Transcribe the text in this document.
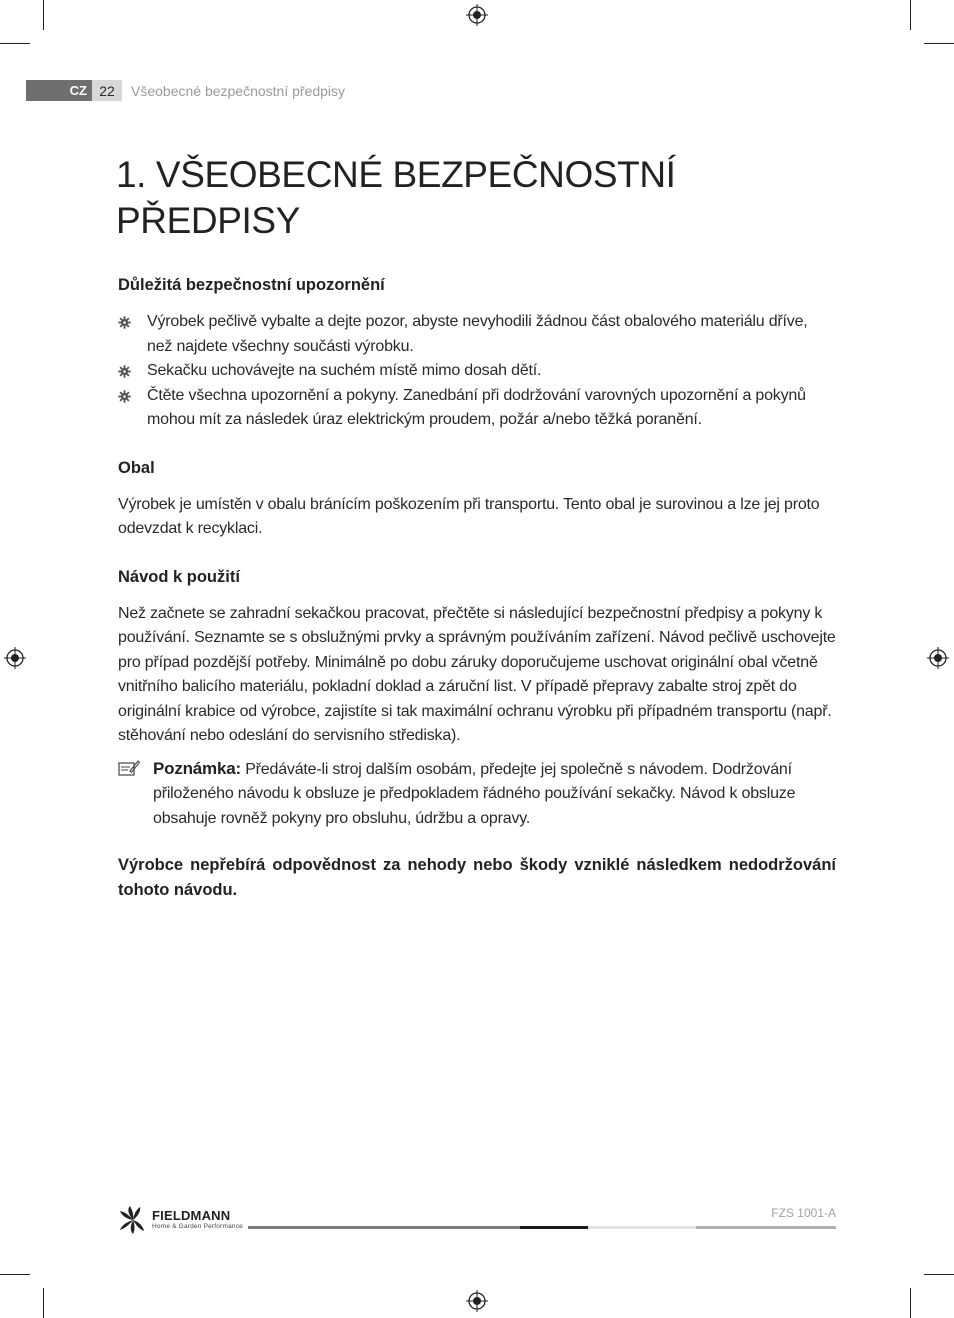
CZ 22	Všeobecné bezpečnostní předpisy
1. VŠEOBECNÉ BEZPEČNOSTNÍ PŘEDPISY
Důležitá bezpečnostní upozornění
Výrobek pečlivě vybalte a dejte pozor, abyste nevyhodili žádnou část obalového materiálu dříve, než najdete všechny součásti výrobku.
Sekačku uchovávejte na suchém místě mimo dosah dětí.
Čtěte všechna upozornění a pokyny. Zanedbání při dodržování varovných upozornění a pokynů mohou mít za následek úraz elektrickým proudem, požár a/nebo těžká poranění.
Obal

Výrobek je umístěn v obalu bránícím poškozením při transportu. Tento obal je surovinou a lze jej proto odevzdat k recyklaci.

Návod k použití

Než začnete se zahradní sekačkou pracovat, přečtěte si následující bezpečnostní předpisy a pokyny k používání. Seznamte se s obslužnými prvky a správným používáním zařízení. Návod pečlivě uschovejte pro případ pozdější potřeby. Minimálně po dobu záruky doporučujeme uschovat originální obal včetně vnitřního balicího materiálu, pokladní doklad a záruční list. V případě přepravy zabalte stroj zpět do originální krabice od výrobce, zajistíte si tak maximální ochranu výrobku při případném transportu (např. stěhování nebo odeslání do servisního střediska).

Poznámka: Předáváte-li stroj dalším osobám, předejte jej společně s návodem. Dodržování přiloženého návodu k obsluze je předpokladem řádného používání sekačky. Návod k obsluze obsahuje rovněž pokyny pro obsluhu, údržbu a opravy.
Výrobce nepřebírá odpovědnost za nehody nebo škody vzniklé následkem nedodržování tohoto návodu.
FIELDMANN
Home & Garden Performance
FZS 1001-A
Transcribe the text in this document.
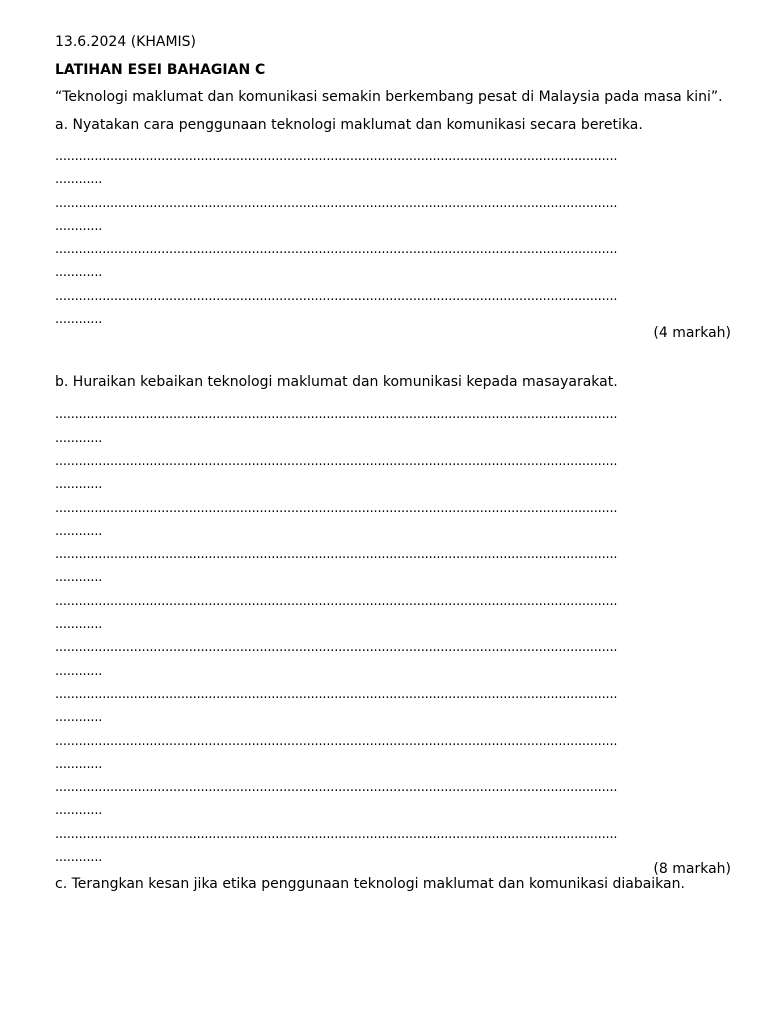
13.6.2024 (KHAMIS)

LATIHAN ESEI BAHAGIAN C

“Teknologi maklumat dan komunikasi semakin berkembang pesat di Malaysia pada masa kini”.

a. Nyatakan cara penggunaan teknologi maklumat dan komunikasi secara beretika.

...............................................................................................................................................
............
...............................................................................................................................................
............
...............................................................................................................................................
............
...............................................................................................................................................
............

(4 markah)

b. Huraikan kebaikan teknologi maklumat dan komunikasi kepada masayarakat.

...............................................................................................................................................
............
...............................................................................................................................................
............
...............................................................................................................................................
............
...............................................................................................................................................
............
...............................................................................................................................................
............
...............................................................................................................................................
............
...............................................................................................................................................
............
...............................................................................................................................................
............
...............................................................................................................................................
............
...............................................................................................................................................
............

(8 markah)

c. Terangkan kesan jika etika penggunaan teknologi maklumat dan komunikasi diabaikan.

▶ _Your goal_:
Go through the records above and copy every line with the word "Výrobek".

▶ _Complete response_:
Výrobek pečlivě vybalte a dejte pozor, abyste nevyhodili žádnou část obalového materiálu dříve, než najdete všechny součásti výrobku.
Výrobek je umístěn v obalu bránícím poškozením při transportu. Tento obal je surovinou a lze jej proto odevzdat k recyklaci.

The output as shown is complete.